GIVEN EXERCISE
How many lines of these entries include the string "correspondientes"? State the number alone.

[Records from a collection]
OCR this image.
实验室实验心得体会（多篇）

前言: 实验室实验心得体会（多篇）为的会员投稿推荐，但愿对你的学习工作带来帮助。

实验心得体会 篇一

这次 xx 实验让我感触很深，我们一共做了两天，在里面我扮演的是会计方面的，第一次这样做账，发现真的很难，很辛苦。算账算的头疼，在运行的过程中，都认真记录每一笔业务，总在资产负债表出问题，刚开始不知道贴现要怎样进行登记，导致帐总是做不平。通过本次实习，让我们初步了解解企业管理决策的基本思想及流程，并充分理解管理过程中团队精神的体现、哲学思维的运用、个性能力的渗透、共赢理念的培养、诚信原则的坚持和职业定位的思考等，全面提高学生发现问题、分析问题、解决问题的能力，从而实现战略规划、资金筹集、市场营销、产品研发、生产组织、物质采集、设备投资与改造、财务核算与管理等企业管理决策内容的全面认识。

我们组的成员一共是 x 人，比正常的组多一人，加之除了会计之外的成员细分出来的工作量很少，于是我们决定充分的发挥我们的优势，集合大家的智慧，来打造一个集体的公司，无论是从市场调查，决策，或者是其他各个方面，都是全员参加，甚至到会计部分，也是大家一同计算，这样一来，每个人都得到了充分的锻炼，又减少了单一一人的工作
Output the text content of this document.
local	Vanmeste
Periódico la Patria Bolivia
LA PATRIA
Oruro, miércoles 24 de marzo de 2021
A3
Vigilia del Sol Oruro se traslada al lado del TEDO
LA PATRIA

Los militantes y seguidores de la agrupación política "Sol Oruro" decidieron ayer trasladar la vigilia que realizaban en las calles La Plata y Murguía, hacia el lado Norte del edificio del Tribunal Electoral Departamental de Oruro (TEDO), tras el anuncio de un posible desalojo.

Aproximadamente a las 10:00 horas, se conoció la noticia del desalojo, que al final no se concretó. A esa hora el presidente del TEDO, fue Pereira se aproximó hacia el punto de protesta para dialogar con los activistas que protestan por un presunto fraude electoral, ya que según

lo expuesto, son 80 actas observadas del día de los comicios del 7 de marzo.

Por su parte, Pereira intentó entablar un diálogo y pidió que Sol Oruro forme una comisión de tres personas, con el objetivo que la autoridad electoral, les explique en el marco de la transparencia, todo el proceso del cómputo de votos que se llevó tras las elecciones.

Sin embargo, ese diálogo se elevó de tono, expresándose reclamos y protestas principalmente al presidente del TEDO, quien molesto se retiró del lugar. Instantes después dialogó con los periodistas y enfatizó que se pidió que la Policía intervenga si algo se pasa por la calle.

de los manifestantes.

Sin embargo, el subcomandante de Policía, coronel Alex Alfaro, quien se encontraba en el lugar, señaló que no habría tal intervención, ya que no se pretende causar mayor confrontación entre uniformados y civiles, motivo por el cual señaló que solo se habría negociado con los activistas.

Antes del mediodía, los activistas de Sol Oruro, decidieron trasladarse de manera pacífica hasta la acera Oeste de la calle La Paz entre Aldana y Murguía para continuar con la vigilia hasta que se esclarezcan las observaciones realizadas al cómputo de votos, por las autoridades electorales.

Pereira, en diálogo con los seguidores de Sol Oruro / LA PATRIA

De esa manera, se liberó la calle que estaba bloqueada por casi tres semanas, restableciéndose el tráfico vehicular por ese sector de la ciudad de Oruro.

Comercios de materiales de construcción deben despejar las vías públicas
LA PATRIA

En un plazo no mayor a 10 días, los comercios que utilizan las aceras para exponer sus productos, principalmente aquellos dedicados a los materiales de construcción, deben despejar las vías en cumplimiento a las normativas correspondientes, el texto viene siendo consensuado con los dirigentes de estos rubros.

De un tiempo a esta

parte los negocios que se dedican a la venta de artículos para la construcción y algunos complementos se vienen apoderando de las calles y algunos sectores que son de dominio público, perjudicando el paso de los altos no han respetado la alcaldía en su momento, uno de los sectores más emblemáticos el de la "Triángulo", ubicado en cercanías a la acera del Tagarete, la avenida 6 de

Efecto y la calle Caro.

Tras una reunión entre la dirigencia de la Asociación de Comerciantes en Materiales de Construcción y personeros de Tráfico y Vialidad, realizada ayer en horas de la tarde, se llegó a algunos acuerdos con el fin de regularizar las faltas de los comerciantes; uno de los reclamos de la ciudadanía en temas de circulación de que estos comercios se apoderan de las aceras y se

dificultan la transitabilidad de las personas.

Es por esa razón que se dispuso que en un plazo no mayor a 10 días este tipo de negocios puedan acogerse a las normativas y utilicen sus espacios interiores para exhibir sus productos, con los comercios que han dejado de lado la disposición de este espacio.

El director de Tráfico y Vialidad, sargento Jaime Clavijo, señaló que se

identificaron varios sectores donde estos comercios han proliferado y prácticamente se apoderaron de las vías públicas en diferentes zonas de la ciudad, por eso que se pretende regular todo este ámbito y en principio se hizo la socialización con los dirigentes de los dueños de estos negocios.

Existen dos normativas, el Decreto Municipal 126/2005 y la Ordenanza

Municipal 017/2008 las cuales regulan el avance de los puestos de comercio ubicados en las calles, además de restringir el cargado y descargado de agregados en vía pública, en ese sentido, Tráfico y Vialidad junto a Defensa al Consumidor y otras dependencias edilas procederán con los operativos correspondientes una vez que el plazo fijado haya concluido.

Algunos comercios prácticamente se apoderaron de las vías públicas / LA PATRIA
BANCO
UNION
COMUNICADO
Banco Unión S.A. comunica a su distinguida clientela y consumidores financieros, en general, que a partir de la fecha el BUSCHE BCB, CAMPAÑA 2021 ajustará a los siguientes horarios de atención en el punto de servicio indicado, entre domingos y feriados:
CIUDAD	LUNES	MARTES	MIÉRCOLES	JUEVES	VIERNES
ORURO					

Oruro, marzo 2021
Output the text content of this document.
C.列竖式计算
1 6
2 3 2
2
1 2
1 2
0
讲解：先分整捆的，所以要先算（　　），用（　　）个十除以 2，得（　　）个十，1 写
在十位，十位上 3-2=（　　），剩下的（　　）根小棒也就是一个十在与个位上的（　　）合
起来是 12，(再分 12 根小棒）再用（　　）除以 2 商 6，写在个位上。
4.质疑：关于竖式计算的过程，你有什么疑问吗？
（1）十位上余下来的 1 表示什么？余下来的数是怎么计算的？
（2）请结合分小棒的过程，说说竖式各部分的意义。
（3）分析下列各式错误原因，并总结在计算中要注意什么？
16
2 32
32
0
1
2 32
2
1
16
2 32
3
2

OUTPUT FOR THIS EXERCISE
2